Start of SUPPLIED INFORMATION

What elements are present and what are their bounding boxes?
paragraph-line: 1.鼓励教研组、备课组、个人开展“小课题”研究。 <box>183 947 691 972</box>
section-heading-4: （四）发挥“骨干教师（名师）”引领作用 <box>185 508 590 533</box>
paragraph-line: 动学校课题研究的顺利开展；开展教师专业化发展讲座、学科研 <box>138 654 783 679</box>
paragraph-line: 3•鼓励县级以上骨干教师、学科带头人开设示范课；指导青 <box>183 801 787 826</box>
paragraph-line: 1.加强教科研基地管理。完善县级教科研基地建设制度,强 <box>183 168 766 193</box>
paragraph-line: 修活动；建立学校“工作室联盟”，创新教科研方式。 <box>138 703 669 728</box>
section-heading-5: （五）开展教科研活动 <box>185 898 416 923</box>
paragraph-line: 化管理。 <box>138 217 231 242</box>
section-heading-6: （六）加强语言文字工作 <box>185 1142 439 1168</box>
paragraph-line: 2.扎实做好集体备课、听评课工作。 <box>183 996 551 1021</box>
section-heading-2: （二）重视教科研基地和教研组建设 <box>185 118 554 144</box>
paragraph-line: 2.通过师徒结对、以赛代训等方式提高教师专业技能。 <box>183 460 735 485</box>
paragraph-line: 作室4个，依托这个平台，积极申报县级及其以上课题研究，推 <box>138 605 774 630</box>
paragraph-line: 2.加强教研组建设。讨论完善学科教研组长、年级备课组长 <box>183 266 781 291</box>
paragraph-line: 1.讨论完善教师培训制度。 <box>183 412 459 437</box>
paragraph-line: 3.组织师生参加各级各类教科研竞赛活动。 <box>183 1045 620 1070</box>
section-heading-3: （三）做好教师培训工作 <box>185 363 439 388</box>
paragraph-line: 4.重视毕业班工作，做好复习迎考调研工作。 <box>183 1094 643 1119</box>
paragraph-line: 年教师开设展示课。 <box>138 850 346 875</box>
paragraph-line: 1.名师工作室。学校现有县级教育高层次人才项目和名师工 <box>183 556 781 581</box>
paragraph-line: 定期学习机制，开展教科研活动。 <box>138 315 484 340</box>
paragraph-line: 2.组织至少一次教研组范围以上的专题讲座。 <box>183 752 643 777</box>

End of SUPPLIED INFORMATION
Start of SUPPLIED INFORMATION

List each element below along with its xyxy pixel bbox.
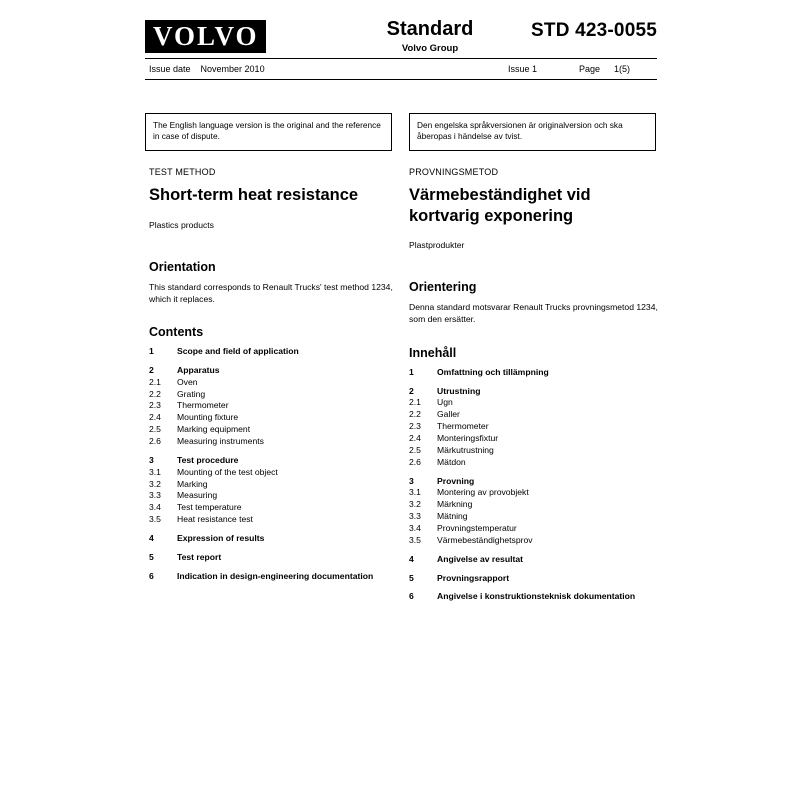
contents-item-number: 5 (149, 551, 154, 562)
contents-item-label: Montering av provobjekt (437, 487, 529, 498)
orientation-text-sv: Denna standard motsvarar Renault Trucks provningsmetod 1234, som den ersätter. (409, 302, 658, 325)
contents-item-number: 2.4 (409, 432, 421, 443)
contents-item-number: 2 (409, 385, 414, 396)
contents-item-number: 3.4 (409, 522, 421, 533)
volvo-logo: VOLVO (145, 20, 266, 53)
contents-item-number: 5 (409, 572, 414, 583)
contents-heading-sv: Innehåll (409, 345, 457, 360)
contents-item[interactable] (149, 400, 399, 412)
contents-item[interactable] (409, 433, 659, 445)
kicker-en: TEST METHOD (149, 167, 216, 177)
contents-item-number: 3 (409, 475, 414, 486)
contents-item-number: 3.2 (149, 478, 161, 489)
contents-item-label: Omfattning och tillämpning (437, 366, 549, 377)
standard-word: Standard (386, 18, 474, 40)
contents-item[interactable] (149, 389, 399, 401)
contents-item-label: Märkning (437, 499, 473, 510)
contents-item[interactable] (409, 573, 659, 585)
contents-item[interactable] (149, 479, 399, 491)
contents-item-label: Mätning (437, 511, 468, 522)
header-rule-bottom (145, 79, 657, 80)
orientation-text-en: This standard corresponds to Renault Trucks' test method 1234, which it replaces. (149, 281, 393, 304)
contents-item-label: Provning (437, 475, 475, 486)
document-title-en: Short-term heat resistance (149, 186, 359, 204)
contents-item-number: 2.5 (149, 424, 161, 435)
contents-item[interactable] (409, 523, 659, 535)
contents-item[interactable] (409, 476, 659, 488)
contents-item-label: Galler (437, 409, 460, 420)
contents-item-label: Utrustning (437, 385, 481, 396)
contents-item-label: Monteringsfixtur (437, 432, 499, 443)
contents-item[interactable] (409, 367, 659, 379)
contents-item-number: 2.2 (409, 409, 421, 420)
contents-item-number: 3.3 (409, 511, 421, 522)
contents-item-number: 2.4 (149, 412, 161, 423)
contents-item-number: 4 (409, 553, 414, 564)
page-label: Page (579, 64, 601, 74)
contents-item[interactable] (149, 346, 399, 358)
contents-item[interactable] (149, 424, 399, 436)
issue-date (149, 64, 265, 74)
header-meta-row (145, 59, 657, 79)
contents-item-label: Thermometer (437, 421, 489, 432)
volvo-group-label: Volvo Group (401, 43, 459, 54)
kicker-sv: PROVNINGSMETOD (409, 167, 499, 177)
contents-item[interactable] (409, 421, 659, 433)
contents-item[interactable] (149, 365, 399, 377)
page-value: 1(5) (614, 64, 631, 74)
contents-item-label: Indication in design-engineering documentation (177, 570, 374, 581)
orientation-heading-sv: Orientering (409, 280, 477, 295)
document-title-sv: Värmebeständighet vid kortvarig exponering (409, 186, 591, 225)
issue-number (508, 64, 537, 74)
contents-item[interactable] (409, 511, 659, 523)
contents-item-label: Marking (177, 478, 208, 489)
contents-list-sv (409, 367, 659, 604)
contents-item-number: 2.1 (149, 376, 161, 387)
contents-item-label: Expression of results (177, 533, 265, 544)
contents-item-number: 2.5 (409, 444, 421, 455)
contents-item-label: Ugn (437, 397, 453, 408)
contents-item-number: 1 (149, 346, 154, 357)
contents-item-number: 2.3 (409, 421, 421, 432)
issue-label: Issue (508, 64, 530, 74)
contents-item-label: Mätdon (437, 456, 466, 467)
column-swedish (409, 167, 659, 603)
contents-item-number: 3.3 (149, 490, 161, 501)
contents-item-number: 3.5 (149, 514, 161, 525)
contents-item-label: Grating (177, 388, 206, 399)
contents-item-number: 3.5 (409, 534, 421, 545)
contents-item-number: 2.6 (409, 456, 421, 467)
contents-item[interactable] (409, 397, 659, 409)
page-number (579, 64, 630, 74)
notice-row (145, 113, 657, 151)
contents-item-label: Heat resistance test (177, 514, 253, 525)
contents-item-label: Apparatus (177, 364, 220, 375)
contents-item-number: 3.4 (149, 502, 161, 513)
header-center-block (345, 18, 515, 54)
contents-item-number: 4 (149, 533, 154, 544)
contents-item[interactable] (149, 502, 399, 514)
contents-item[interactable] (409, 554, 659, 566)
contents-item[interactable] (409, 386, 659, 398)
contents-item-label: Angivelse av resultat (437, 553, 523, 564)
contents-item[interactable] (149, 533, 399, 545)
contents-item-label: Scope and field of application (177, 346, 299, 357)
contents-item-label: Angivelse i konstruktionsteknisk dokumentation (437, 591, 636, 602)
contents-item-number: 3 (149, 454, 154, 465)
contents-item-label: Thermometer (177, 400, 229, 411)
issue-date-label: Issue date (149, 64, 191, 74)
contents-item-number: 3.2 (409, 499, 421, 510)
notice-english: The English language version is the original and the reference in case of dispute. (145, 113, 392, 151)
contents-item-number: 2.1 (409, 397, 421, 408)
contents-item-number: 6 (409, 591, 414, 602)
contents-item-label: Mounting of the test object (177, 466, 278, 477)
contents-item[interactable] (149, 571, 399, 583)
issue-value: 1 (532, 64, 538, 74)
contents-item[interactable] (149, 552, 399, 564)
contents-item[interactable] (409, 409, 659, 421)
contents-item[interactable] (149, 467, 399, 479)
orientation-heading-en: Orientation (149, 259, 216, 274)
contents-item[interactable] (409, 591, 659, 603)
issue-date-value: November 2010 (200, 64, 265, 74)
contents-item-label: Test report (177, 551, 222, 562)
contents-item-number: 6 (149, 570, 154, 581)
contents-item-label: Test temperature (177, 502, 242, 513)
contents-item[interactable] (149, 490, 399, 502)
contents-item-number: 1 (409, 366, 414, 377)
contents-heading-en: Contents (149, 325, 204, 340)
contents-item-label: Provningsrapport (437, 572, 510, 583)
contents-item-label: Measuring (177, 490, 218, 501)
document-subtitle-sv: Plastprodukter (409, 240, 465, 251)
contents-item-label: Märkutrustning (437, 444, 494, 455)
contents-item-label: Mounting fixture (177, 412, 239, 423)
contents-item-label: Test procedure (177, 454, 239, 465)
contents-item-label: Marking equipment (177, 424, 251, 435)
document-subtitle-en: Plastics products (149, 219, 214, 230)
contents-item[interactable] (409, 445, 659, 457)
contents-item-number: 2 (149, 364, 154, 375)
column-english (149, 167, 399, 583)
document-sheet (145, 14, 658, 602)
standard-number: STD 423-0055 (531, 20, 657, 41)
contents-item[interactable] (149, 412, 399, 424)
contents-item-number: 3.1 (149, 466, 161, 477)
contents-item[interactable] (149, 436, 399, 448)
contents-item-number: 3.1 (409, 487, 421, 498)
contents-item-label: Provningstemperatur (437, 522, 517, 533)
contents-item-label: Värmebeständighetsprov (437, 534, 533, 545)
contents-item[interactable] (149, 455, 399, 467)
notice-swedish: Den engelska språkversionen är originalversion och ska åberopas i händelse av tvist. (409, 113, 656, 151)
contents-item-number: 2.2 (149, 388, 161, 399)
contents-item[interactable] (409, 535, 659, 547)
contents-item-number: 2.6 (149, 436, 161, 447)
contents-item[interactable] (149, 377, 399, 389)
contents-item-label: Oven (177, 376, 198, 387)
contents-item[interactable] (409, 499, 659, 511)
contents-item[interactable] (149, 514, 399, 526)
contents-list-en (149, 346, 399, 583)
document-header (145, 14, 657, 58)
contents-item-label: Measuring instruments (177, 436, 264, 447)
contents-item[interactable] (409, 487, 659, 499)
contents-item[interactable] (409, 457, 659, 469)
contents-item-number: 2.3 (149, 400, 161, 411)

End of SUPPLIED INFORMATION

**EXERCISE:** Reproduce the items above word for word, starting with the line that contains "What elements are" and going on through the line that contains "paragraph-line: 2.通过师徒结对、以赛代训等方式提高教师专业技能。 <box>183".

**EXERCISE RESULT:**
What elements are present and what are their bounding boxes?
paragraph-line: 1.鼓励教研组、备课组、个人开展“小课题”研究。 <box>183 947 691 972</box>
section-heading-4: （四）发挥“骨干教师（名师）”引领作用 <box>185 508 590 533</box>
paragraph-line: 动学校课题研究的顺利开展；开展教师专业化发展讲座、学科研 <box>138 654 783 679</box>
paragraph-line: 3•鼓励县级以上骨干教师、学科带头人开设示范课；指导青 <box>183 801 787 826</box>
paragraph-line: 1.加强教科研基地管理。完善县级教科研基地建设制度,强 <box>183 168 766 193</box>
paragraph-line: 修活动；建立学校“工作室联盟”，创新教科研方式。 <box>138 703 669 728</box>
section-heading-5: （五）开展教科研活动 <box>185 898 416 923</box>
paragraph-line: 化管理。 <box>138 217 231 242</box>
section-heading-6: （六）加强语言文字工作 <box>185 1142 439 1168</box>
paragraph-line: 2.扎实做好集体备课、听评课工作。 <box>183 996 551 1021</box>
section-heading-2: （二）重视教科研基地和教研组建设 <box>185 118 554 144</box>
paragraph-line: 2.通过师徒结对、以赛代训等方式提高教师专业技能。 <box>183 460 735 485</box>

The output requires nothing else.